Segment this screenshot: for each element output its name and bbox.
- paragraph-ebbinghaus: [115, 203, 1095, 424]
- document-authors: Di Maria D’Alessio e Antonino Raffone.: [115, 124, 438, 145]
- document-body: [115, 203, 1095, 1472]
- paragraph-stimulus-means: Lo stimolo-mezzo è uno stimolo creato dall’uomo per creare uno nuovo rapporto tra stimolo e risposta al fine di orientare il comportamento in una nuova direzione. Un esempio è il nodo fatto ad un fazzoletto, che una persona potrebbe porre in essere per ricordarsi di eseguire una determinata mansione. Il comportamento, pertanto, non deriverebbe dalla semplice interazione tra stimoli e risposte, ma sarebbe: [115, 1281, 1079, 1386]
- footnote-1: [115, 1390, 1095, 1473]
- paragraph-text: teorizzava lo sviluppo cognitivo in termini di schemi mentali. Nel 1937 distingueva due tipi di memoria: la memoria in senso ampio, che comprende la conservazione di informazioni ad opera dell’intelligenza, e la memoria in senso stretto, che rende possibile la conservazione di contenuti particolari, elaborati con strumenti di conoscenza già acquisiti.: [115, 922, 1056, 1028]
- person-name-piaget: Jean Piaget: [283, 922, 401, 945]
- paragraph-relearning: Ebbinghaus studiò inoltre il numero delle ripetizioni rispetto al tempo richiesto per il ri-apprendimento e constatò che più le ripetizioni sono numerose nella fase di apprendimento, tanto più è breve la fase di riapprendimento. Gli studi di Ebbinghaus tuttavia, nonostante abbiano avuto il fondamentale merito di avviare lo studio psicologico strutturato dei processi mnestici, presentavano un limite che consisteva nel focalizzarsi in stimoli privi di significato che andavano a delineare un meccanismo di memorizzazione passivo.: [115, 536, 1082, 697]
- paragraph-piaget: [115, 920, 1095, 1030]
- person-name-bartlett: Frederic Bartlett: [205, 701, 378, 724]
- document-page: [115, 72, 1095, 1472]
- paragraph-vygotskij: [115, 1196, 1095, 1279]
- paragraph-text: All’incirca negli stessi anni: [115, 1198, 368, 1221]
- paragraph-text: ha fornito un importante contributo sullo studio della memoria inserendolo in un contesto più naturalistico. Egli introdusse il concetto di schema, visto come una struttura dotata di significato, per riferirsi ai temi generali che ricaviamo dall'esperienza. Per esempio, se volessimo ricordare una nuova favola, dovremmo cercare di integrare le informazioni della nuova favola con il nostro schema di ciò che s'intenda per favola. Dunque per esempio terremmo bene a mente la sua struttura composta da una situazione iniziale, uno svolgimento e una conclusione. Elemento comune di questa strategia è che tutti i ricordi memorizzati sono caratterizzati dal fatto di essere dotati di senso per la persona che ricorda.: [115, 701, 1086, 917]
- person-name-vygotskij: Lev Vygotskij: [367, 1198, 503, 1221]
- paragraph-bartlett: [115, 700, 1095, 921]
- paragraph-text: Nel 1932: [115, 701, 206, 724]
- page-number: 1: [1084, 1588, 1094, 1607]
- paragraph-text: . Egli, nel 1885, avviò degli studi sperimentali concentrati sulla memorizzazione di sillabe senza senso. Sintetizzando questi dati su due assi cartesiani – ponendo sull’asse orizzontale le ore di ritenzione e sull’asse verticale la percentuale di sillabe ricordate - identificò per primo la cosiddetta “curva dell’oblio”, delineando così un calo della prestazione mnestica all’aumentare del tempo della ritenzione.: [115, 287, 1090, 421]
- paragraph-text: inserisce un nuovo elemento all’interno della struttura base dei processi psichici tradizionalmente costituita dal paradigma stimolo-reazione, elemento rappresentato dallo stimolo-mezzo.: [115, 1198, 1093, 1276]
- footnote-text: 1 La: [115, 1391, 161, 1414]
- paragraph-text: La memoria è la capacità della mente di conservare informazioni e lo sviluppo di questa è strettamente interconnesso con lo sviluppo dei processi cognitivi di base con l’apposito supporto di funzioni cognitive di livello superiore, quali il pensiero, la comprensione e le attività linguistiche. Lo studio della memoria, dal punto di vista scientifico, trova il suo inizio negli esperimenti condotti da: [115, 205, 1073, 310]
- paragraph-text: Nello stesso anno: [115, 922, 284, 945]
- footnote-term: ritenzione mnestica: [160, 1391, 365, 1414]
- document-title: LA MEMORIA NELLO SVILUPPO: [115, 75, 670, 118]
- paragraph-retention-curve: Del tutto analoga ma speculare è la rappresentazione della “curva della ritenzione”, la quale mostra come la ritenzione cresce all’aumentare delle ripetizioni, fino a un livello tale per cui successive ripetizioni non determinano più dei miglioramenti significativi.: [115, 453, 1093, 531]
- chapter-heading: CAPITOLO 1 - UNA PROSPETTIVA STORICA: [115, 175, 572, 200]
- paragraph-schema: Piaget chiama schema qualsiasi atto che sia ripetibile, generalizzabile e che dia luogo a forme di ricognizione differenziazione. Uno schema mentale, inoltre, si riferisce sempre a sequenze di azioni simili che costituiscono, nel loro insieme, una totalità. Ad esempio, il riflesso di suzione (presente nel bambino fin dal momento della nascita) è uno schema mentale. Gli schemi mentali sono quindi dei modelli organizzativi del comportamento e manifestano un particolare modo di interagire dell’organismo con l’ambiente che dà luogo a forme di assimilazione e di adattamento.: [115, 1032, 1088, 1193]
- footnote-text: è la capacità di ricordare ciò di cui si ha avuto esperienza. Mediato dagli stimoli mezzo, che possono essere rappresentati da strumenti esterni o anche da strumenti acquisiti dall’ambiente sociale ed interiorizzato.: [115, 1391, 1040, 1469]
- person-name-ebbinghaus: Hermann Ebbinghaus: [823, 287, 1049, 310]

****************

◆ **WORK TO DO**
Update the material by changing every "paragraph-text" to "paragraph-span", leaving everything else untouched, and give the result.

◆ **EXERCISE SOLUTION**
Segment this screenshot: for each element output its name and bbox.
- paragraph-ebbinghaus: [115, 203, 1095, 424]
- document-authors: Di Maria D’Alessio e Antonino Raffone.: [115, 124, 438, 145]
- document-body: [115, 203, 1095, 1472]
- paragraph-stimulus-means: Lo stimolo-mezzo è uno stimolo creato dall’uomo per creare uno nuovo rapporto tra stimolo e risposta al fine di orientare il comportamento in una nuova direzione. Un esempio è il nodo fatto ad un fazzoletto, che una persona potrebbe porre in essere per ricordarsi di eseguire una determinata mansione. Il comportamento, pertanto, non deriverebbe dalla semplice interazione tra stimoli e risposte, ma sarebbe: [115, 1281, 1079, 1386]
- footnote-1: [115, 1390, 1095, 1473]
- paragraph-span: teorizzava lo sviluppo cognitivo in termini di schemi mentali. Nel 1937 distingueva due tipi di memoria: la memoria in senso ampio, che comprende la conservazione di informazioni ad opera dell’intelligenza, e la memoria in senso stretto, che rende possibile la conservazione di contenuti particolari, elaborati con strumenti di conoscenza già acquisiti.: [115, 922, 1056, 1028]
- person-name-piaget: Jean Piaget: [283, 922, 401, 945]
- paragraph-relearning: Ebbinghaus studiò inoltre il numero delle ripetizioni rispetto al tempo richiesto per il ri-apprendimento e constatò che più le ripetizioni sono numerose nella fase di apprendimento, tanto più è breve la fase di riapprendimento. Gli studi di Ebbinghaus tuttavia, nonostante abbiano avuto il fondamentale merito di avviare lo studio psicologico strutturato dei processi mnestici, presentavano un limite che consisteva nel focalizzarsi in stimoli privi di significato che andavano a delineare un meccanismo di memorizzazione passivo.: [115, 536, 1082, 697]
- paragraph-piaget: [115, 920, 1095, 1030]
- person-name-bartlett: Frederic Bartlett: [205, 701, 378, 724]
- document-page: [115, 72, 1095, 1472]
- paragraph-vygotskij: [115, 1196, 1095, 1279]
- paragraph-span: All’incirca negli stessi anni: [115, 1198, 368, 1221]
- paragraph-span: ha fornito un importante contributo sullo studio della memoria inserendolo in un contesto più naturalistico. Egli introdusse il concetto di schema, visto come una struttura dotata di significato, per riferirsi ai temi generali che ricaviamo dall'esperienza. Per esempio, se volessimo ricordare una nuova favola, dovremmo cercare di integrare le informazioni della nuova favola con il nostro schema di ciò che s'intenda per favola. Dunque per esempio terremmo bene a mente la sua struttura composta da una situazione iniziale, uno svolgimento e una conclusione. Elemento comune di questa strategia è che tutti i ricordi memorizzati sono caratterizzati dal fatto di essere dotati di senso per la persona che ricorda.: [115, 701, 1086, 917]
- person-name-vygotskij: Lev Vygotskij: [367, 1198, 503, 1221]
- paragraph-bartlett: [115, 700, 1095, 921]
- paragraph-span: Nel 1932: [115, 701, 206, 724]
- page-number: 1: [1084, 1588, 1094, 1607]
- paragraph-span: . Egli, nel 1885, avviò degli studi sperimentali concentrati sulla memorizzazione di sillabe senza senso. Sintetizzando questi dati su due assi cartesiani – ponendo sull’asse orizzontale le ore di ritenzione e sull’asse verticale la percentuale di sillabe ricordate - identificò per primo la cosiddetta “curva dell’oblio”, delineando così un calo della prestazione mnestica all’aumentare del tempo della ritenzione.: [115, 287, 1090, 421]
- paragraph-span: inserisce un nuovo elemento all’interno della struttura base dei processi psichici tradizionalmente costituita dal paradigma stimolo-reazione, elemento rappresentato dallo stimolo-mezzo.: [115, 1198, 1093, 1276]
- footnote-text: 1 La: [115, 1391, 161, 1414]
- paragraph-span: La memoria è la capacità della mente di conservare informazioni e lo sviluppo di questa è strettamente interconnesso con lo sviluppo dei processi cognitivi di base con l’apposito supporto di funzioni cognitive di livello superiore, quali il pensiero, la comprensione e le attività linguistiche. Lo studio della memoria, dal punto di vista scientifico, trova il suo inizio negli esperimenti condotti da: [115, 205, 1073, 310]
- paragraph-span: Nello stesso anno: [115, 922, 284, 945]
- footnote-term: ritenzione mnestica: [160, 1391, 365, 1414]
- document-title: LA MEMORIA NELLO SVILUPPO: [115, 75, 670, 118]
- paragraph-retention-curve: Del tutto analoga ma speculare è la rappresentazione della “curva della ritenzione”, la quale mostra come la ritenzione cresce all’aumentare delle ripetizioni, fino a un livello tale per cui successive ripetizioni non determinano più dei miglioramenti significativi.: [115, 453, 1093, 531]
- chapter-heading: CAPITOLO 1 - UNA PROSPETTIVA STORICA: [115, 175, 572, 200]
- paragraph-schema: Piaget chiama schema qualsiasi atto che sia ripetibile, generalizzabile e che dia luogo a forme di ricognizione differenziazione. Uno schema mentale, inoltre, si riferisce sempre a sequenze di azioni simili che costituiscono, nel loro insieme, una totalità. Ad esempio, il riflesso di suzione (presente nel bambino fin dal momento della nascita) è uno schema mentale. Gli schemi mentali sono quindi dei modelli organizzativi del comportamento e manifestano un particolare modo di interagire dell’organismo con l’ambiente che dà luogo a forme di assimilazione e di adattamento.: [115, 1032, 1088, 1193]
- footnote-text: è la capacità di ricordare ciò di cui si ha avuto esperienza. Mediato dagli stimoli mezzo, che possono essere rappresentati da strumenti esterni o anche da strumenti acquisiti dall’ambiente sociale ed interiorizzato.: [115, 1391, 1040, 1469]
- person-name-ebbinghaus: Hermann Ebbinghaus: [823, 287, 1049, 310]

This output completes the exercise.